THE REQUEST: Copy only this range: the line with "Read out every word on this page." through the final line of the material, inclusive at both ends.

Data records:
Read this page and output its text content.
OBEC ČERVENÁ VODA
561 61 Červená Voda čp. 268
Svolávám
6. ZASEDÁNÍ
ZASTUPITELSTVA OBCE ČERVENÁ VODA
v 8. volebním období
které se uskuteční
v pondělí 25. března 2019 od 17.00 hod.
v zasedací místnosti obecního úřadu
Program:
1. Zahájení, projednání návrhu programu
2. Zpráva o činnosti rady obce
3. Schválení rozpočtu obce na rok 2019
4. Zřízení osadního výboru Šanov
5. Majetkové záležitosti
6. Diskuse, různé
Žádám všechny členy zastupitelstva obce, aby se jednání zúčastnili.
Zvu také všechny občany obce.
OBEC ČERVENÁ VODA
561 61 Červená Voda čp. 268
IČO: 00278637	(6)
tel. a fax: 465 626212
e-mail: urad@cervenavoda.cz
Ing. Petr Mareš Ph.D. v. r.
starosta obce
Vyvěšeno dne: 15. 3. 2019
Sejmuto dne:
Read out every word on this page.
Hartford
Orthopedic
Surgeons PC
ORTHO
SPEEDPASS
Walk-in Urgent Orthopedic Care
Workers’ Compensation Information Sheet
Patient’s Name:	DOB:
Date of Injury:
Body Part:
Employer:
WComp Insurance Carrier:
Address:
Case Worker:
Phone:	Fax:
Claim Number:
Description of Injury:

IN RESPONSE:
Read out every word on this page.
Hartford
Orthopedic
Surgeons PC
ORTHO
SPEEDPASS
Walk-in Urgent Orthopedic Care
Workers’ Compensation Information Sheet
Patient’s Name:	DOB:
Date of Injury:
Body Part:
Employer:
WComp Insurance Carrier:
Address:
Case Worker:
Phone:	Fax:
Claim Number:
Description of Injury:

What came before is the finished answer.